[Collected data]
--- BEGIN ---

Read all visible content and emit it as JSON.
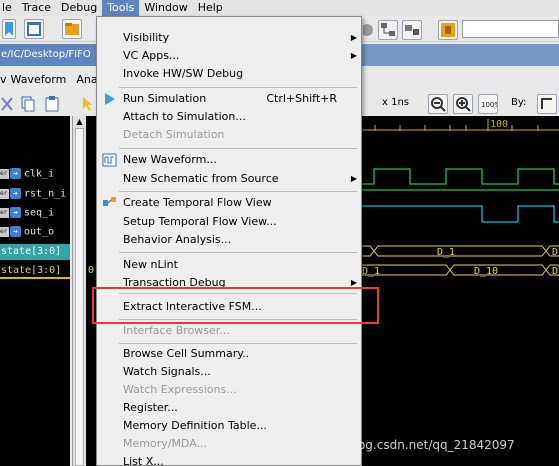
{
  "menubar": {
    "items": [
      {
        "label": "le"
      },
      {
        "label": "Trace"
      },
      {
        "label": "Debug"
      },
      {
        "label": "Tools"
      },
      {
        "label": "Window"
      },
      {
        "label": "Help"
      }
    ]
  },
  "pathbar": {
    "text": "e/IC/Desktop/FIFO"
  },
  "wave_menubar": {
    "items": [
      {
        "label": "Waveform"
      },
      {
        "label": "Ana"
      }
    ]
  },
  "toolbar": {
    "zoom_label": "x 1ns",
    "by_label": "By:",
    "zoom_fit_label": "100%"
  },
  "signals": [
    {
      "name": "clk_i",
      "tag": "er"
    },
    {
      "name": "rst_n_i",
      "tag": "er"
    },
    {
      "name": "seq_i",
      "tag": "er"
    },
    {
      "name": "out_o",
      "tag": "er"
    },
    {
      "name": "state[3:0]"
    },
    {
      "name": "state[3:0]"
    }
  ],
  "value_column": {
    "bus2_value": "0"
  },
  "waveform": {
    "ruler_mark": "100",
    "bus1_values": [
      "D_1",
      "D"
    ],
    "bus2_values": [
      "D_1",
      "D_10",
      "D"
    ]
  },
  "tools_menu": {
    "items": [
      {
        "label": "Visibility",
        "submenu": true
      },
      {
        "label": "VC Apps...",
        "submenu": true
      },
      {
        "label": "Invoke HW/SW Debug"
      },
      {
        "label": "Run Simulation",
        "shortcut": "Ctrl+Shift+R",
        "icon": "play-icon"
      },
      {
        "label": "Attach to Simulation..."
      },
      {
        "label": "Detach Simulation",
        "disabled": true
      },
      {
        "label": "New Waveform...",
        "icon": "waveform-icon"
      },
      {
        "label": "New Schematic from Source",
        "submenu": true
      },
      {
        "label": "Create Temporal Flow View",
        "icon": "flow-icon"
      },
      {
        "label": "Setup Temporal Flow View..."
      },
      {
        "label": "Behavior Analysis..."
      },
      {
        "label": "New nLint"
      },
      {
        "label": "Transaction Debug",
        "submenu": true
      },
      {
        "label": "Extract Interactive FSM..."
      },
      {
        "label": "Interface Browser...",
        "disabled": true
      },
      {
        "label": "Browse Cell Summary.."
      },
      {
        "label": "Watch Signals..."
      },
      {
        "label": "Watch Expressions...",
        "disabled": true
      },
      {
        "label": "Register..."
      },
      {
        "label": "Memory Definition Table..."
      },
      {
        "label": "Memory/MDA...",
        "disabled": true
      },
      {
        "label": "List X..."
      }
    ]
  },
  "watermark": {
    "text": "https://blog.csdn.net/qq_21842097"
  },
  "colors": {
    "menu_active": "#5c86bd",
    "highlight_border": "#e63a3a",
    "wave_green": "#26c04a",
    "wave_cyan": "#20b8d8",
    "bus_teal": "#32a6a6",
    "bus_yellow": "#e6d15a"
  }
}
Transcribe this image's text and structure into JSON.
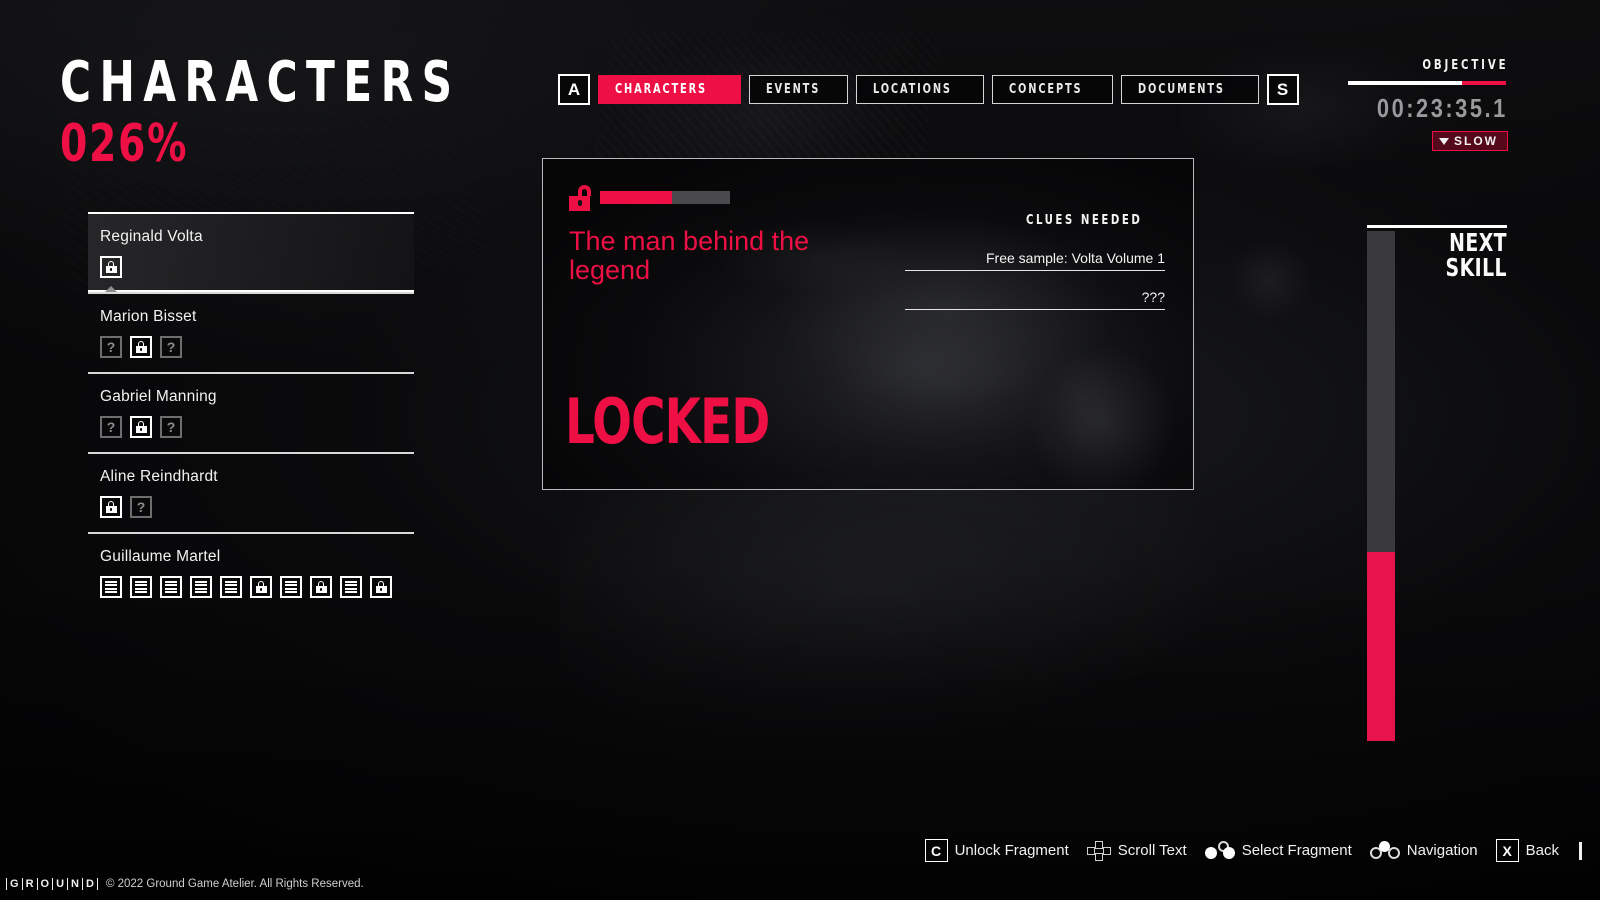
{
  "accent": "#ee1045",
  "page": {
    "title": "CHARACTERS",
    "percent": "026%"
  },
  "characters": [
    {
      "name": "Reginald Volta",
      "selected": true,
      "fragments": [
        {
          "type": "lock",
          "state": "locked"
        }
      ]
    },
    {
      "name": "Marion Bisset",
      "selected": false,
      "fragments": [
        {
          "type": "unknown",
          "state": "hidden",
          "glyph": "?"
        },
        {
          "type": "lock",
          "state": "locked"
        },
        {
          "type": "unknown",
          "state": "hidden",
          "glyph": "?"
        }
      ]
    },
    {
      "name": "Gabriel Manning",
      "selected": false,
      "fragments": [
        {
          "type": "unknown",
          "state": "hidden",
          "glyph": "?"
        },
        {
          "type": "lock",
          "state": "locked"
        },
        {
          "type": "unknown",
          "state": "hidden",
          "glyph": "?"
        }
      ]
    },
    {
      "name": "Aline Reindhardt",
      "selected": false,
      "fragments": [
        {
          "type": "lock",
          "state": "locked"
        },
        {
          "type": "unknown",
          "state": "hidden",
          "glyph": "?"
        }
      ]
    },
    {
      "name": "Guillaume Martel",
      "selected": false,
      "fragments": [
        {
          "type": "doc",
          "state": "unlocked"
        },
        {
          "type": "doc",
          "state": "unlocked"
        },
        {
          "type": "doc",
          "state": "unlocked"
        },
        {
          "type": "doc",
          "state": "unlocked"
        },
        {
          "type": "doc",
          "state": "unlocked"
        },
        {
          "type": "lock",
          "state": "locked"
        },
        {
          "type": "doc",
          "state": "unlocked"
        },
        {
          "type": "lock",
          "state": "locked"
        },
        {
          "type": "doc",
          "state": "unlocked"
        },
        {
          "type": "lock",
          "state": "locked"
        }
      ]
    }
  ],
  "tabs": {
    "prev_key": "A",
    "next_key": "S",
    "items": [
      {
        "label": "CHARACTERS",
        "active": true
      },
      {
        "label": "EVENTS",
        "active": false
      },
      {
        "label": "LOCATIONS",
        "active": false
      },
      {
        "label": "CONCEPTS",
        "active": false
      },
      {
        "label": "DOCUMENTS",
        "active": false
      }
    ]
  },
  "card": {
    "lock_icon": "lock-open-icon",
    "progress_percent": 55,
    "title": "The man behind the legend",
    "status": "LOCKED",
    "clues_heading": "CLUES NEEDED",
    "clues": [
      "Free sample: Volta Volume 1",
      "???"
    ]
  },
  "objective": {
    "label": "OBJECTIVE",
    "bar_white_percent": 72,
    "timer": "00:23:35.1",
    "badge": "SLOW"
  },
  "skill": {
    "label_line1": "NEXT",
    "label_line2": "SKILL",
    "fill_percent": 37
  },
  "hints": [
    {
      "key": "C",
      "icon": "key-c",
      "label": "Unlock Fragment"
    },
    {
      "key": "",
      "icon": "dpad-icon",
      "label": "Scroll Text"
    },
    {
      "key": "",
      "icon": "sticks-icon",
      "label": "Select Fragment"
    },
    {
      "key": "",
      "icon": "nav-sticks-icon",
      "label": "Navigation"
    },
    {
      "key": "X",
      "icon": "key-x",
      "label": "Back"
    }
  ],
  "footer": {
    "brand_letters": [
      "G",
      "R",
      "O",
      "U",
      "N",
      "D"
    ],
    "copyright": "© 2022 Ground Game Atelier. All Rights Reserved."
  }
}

--- END ---

## Exercise objective
Copy, from the material above, each line in which the string "Memory" occurs.

## Output below
        "label": "Memory Definition Table..."
        "label": "Memory/MDA...",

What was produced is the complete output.